• [What this task involves]: Would you pull out every line of the material that contains the string "name"?

• [Listed records]:

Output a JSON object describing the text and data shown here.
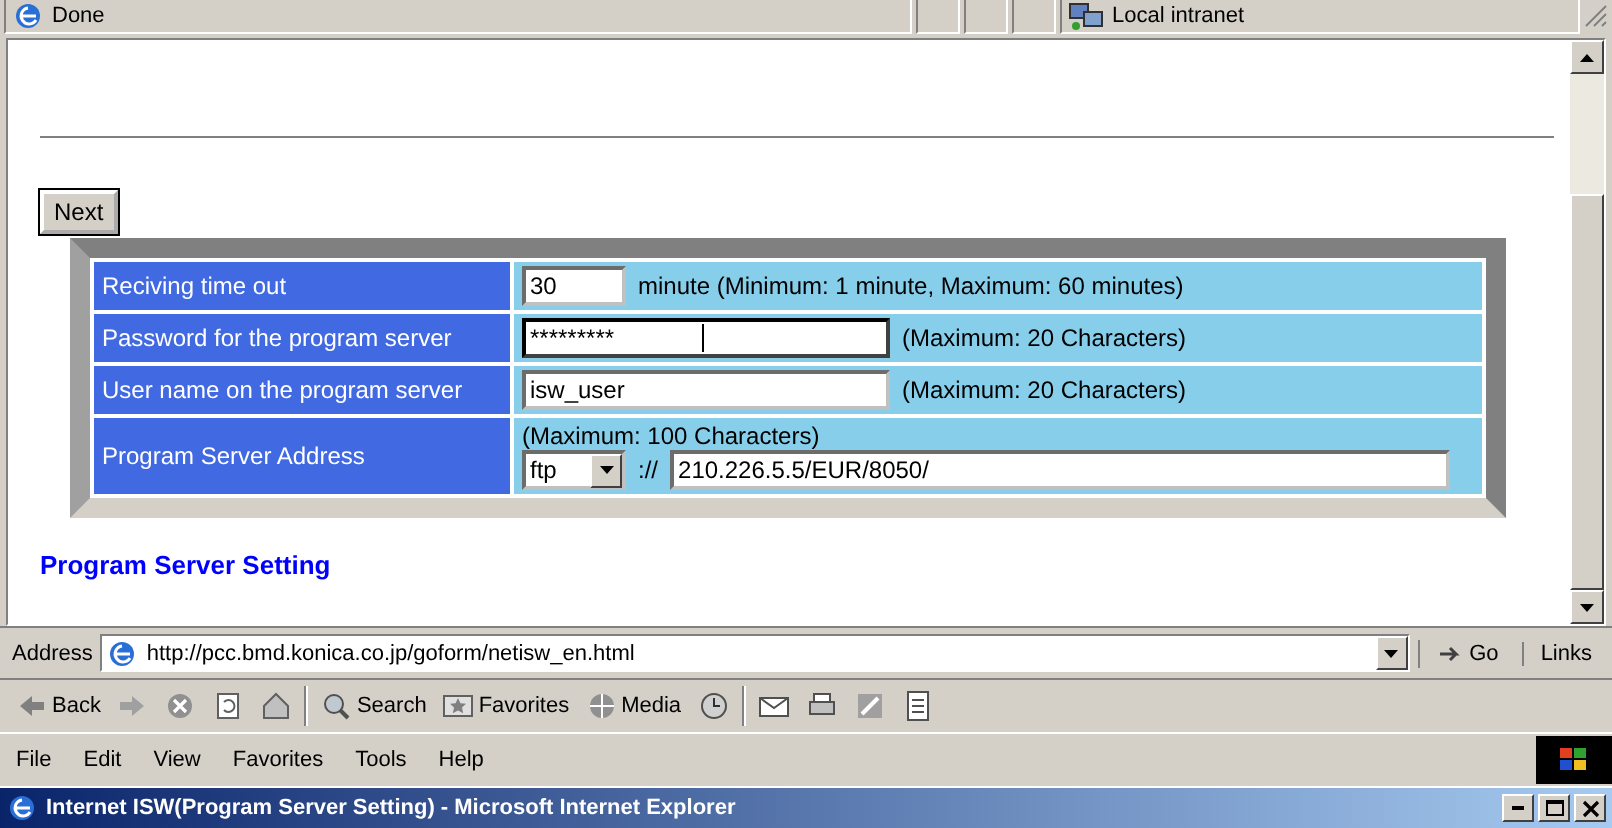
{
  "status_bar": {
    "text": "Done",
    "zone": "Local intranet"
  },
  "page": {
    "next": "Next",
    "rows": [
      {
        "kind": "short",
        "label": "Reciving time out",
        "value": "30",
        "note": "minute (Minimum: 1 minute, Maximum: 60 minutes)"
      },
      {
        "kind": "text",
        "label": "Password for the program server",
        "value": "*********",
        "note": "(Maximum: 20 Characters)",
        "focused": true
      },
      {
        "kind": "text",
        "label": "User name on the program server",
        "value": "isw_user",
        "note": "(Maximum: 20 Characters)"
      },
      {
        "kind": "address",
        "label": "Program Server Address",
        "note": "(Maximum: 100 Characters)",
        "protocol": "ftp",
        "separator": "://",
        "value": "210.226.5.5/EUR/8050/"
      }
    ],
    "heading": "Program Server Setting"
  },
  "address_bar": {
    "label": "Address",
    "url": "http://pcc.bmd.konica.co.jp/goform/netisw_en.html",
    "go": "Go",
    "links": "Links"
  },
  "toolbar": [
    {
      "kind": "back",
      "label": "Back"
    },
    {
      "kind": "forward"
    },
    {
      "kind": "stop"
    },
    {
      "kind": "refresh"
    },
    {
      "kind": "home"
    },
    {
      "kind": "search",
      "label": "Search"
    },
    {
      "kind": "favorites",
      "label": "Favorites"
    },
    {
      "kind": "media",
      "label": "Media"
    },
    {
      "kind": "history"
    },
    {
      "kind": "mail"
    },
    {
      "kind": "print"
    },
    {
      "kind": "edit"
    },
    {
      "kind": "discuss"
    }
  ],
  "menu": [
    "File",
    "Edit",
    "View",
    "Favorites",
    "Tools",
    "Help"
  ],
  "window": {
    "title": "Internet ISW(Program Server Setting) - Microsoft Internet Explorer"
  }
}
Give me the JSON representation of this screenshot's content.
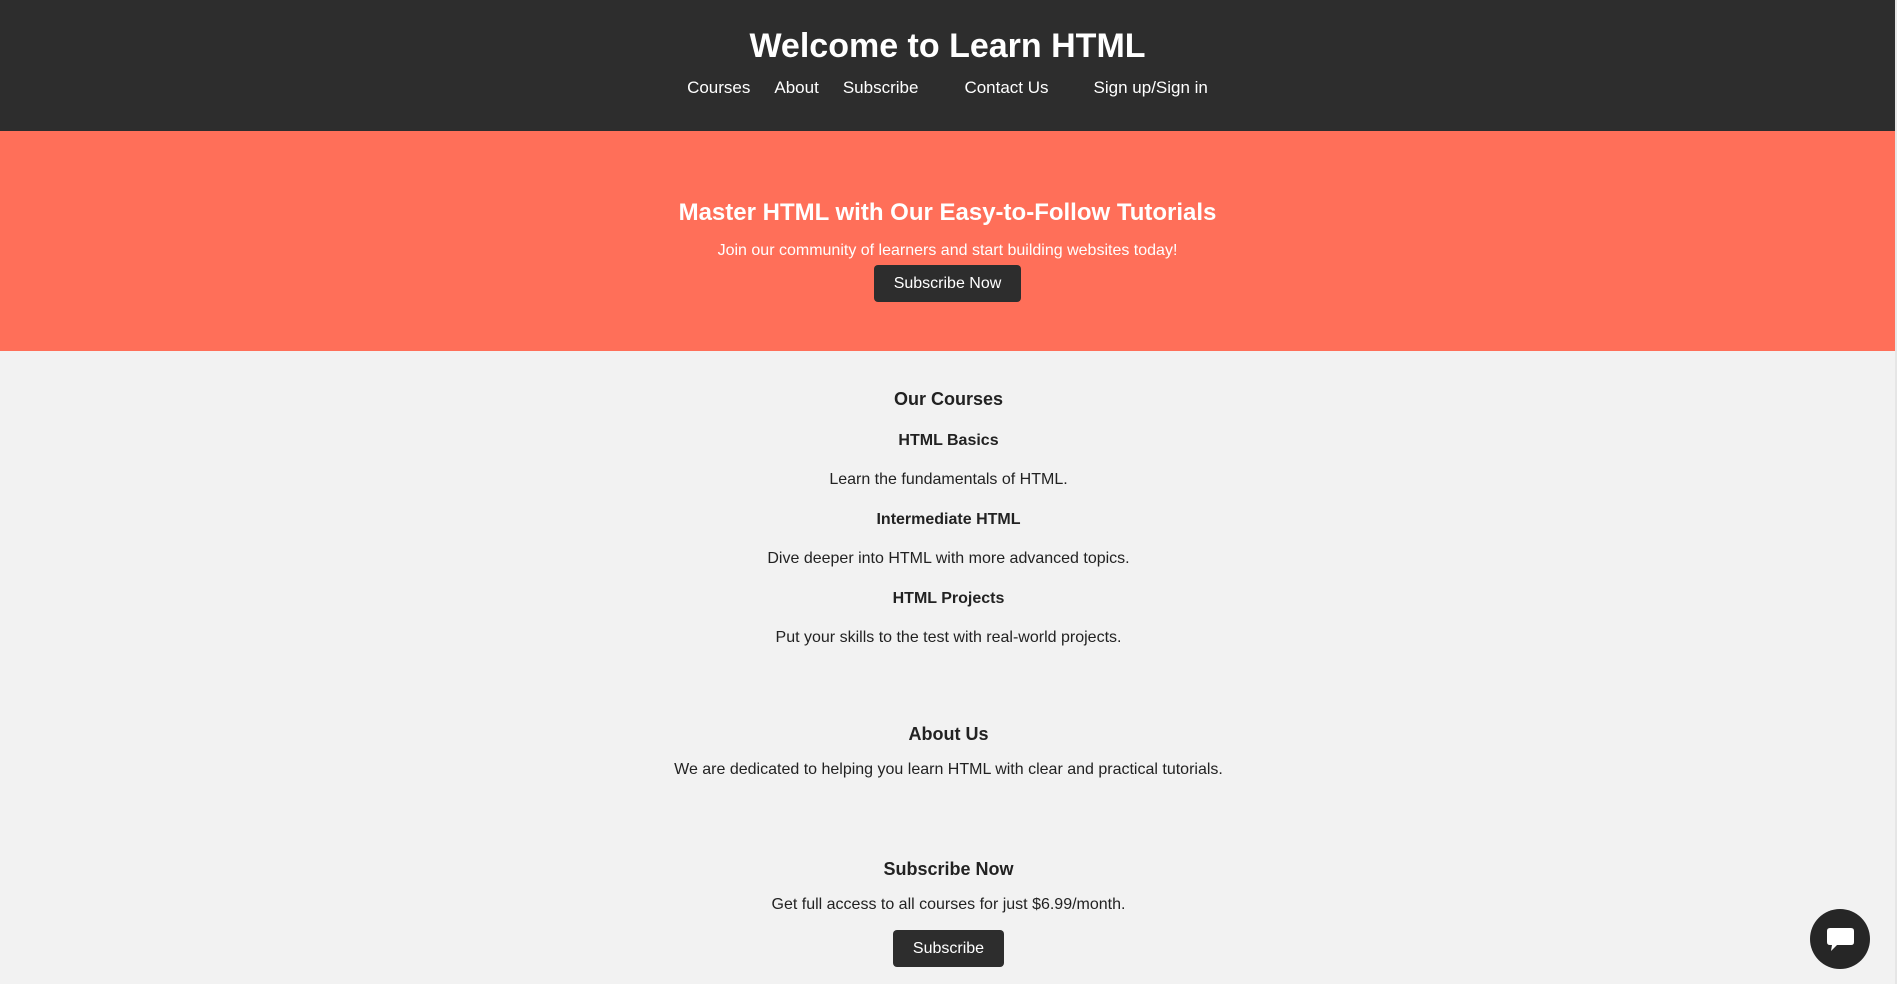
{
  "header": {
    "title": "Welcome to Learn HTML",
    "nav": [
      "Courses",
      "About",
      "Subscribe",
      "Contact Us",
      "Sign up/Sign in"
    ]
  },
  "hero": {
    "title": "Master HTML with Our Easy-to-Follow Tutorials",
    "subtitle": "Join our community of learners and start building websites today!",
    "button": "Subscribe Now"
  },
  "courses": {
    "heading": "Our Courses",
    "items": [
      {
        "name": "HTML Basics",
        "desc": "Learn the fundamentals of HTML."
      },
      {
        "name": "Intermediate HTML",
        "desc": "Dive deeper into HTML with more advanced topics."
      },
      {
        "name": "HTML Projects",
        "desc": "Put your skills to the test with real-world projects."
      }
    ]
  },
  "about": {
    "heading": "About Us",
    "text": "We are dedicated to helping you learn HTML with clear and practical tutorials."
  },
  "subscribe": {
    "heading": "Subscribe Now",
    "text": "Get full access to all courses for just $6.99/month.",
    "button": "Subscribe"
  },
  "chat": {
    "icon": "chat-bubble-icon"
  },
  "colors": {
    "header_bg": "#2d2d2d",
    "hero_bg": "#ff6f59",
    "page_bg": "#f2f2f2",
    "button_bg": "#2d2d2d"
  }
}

• [Full answer]:
        "label": "User name on the program server",
        "name": "HTML Basics",
        "name": "Intermediate HTML",
        "name": "HTML Projects",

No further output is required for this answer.